Search the data below for "huolehdittava"; list each line that holds it.

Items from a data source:
---+---

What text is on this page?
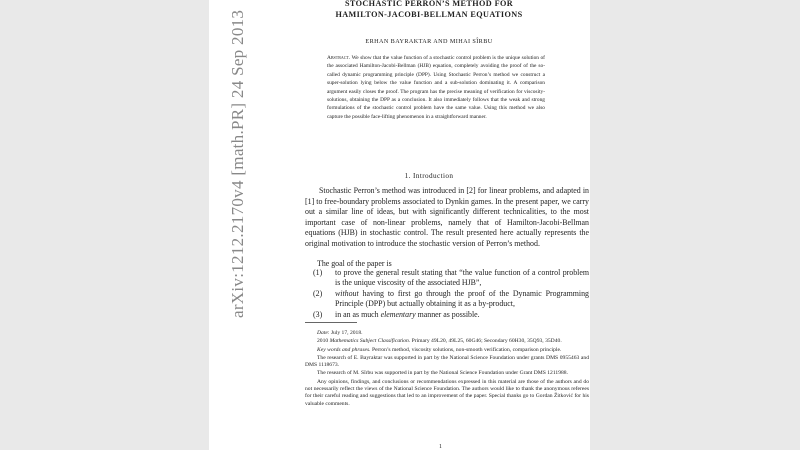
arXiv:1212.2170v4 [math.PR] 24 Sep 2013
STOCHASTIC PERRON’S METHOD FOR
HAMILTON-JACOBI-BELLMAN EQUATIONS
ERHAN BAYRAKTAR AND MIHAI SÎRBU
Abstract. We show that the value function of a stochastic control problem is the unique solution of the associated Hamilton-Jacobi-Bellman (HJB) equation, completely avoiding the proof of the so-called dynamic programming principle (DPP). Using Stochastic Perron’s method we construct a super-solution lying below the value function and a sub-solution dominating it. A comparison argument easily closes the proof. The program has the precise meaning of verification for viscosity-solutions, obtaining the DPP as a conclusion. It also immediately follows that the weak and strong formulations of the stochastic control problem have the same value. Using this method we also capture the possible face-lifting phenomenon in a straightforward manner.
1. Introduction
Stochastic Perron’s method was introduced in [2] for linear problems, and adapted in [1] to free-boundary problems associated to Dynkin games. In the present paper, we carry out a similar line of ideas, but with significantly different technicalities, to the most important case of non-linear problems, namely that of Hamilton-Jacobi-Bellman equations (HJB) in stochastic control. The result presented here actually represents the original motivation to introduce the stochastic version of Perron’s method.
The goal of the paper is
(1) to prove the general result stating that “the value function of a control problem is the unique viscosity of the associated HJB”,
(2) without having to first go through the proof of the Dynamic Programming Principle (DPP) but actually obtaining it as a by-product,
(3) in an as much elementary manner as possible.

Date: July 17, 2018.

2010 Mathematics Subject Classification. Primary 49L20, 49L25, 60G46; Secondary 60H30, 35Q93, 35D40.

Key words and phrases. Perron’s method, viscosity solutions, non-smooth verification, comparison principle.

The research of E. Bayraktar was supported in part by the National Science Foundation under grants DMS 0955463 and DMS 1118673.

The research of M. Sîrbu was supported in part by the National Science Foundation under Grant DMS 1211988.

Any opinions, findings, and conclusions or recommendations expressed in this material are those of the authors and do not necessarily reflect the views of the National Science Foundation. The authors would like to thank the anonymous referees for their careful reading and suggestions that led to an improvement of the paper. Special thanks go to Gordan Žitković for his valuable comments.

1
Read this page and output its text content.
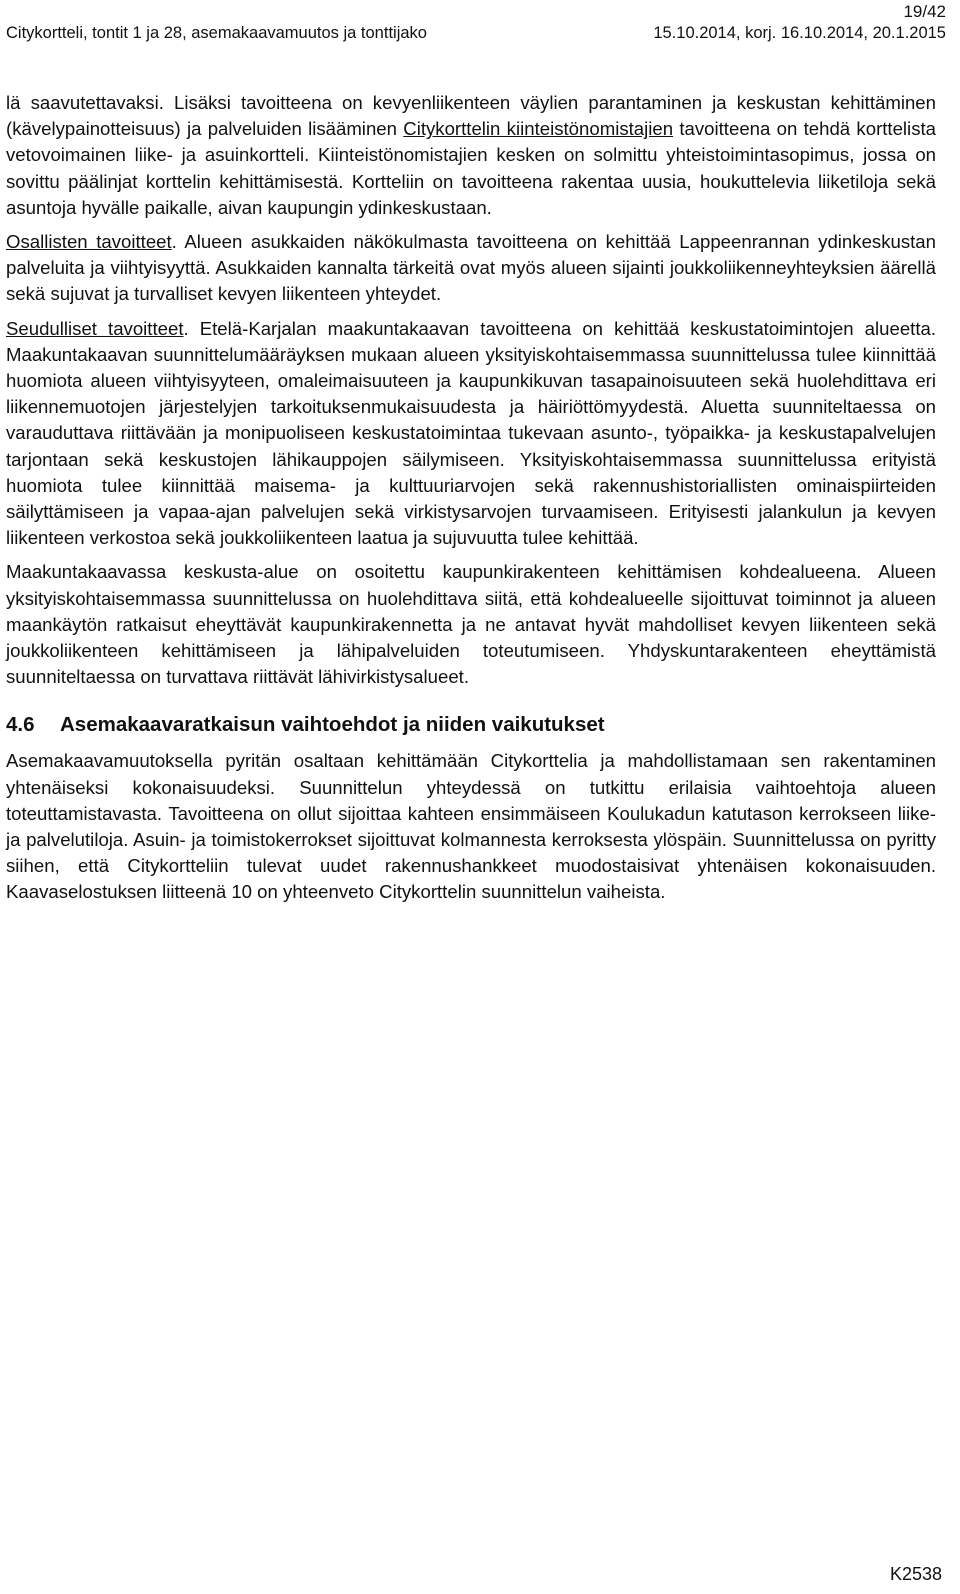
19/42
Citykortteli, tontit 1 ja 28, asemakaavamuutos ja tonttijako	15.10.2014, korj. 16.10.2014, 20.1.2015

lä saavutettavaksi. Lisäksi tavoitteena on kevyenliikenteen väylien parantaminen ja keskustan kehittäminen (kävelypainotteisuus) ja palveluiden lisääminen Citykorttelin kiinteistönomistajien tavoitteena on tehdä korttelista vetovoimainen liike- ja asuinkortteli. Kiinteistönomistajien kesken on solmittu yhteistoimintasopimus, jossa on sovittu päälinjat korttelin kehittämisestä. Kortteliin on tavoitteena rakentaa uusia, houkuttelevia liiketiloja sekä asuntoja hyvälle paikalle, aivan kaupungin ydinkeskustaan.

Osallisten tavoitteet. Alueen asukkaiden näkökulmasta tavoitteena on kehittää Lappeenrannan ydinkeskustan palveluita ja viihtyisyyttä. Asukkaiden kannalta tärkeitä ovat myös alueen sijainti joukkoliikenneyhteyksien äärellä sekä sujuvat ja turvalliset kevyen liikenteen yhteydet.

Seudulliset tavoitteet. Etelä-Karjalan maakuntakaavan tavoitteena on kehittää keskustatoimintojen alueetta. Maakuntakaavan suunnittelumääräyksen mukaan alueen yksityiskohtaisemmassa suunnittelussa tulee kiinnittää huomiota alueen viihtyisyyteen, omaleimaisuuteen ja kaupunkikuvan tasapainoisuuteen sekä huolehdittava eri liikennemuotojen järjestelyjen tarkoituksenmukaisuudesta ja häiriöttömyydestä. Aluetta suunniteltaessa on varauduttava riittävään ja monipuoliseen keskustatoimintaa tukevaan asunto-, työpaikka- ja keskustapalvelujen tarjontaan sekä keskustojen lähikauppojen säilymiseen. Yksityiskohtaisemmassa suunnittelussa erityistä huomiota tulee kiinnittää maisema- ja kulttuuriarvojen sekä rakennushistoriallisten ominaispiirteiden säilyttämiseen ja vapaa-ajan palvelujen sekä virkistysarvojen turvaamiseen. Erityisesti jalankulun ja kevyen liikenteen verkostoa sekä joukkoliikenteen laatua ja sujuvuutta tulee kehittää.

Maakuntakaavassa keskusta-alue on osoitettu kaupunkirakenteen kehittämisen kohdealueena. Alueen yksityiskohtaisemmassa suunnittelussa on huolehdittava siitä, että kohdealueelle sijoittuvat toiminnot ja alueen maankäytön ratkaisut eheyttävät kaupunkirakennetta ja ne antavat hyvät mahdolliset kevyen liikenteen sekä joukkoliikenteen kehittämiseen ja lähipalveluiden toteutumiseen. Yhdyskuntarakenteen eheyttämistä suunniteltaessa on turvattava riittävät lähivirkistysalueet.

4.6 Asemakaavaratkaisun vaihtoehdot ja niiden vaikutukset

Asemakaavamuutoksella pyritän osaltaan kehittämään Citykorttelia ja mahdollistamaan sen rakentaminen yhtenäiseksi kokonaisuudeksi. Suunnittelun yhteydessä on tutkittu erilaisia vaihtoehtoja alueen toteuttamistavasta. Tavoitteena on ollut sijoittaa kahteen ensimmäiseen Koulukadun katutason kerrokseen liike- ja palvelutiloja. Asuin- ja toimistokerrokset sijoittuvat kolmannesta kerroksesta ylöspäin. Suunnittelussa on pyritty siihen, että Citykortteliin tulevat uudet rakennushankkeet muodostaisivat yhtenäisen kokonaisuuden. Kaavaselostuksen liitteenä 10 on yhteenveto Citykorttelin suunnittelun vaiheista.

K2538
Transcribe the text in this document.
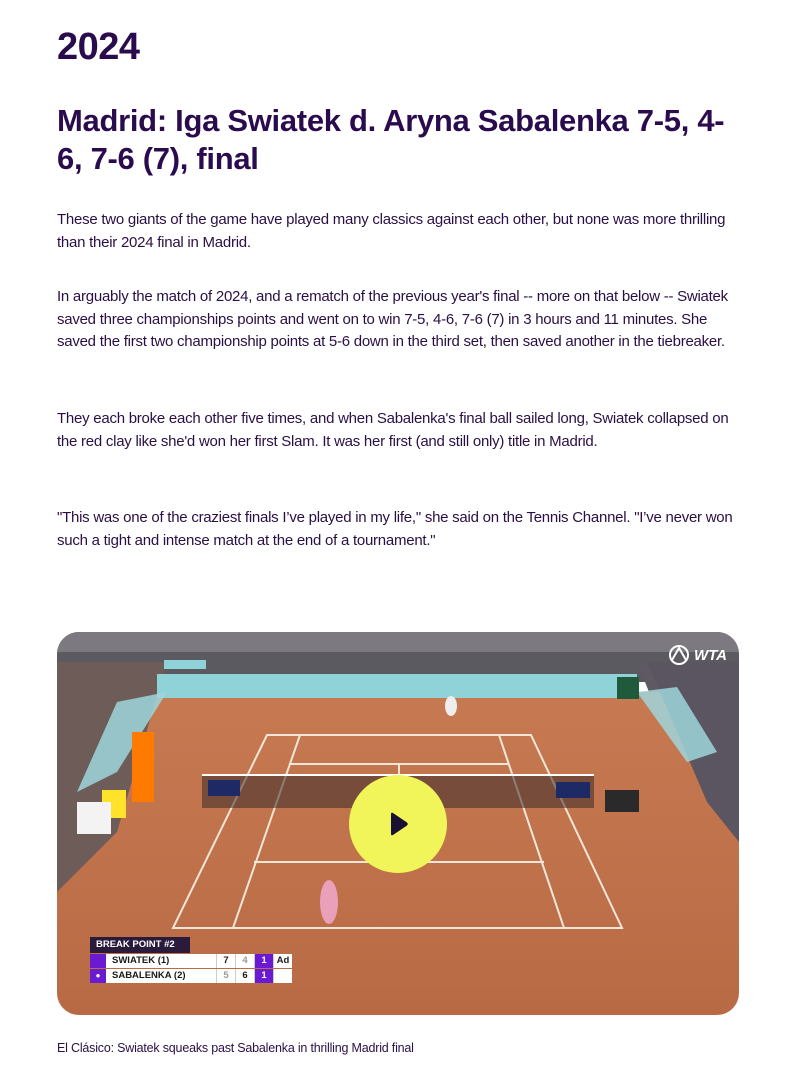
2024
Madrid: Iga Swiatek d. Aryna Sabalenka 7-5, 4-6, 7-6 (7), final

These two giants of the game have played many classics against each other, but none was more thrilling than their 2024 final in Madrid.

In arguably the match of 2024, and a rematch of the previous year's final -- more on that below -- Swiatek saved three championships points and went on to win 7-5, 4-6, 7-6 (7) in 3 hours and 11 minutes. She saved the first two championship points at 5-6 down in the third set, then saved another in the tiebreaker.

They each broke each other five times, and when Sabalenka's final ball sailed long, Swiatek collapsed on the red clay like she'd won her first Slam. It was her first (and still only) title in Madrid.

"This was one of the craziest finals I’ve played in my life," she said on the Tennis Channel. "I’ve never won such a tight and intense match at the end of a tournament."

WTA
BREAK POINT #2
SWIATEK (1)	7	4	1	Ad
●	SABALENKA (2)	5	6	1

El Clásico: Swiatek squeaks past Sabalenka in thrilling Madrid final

---+---

Reply:
Seudulliset tavoitteet. Etelä-Karjalan maakuntakaavan tavoitteena on kehittää keskustatoimintojen alueetta. Maakuntakaavan suunnittelumääräyksen mukaan alueen yksityiskohtaisemmassa suunnittelussa tulee kiinnittää huomiota alueen viihtyisyyteen, omaleimaisuuteen ja kaupunkikuvan tasapainoisuuteen sekä huolehdittava eri liikennemuotojen järjestelyjen tarkoituksenmukaisuudesta ja häiriöttömyydestä. Aluetta suunniteltaessa on varauduttava riittävään ja monipuoliseen keskustatoimintaa tukevaan asunto-, työpaikka- ja keskustapalvelujen tarjontaan sekä keskustojen lähikauppojen säilymiseen. Yksityiskohtaisemmassa suunnittelussa erityistä huomiota tulee kiinnittää maisema- ja kulttuuriarvojen sekä rakennushistoriallisten ominaispiirteiden säilyttämiseen ja vapaa-ajan palvelujen sekä virkistysarvojen turvaamiseen. Erityisesti jalankulun ja kevyen liikenteen verkostoa sekä joukkoliikenteen laatua ja sujuvuutta tulee kehittää.
Maakuntakaavassa keskusta-alue on osoitettu kaupunkirakenteen kehittämisen kohdealueena. Alueen yksityiskohtaisemmassa suunnittelussa on huolehdittava siitä, että kohdealueelle sijoittuvat toiminnot ja alueen maankäytön ratkaisut eheyttävät kaupunkirakennetta ja ne antavat hyvät mahdolliset kevyen liikenteen sekä joukkoliikenteen kehittämiseen ja lähipalveluiden toteutumiseen. Yhdyskuntarakenteen eheyttämistä suunniteltaessa on turvattava riittävät lähivirkistysalueet.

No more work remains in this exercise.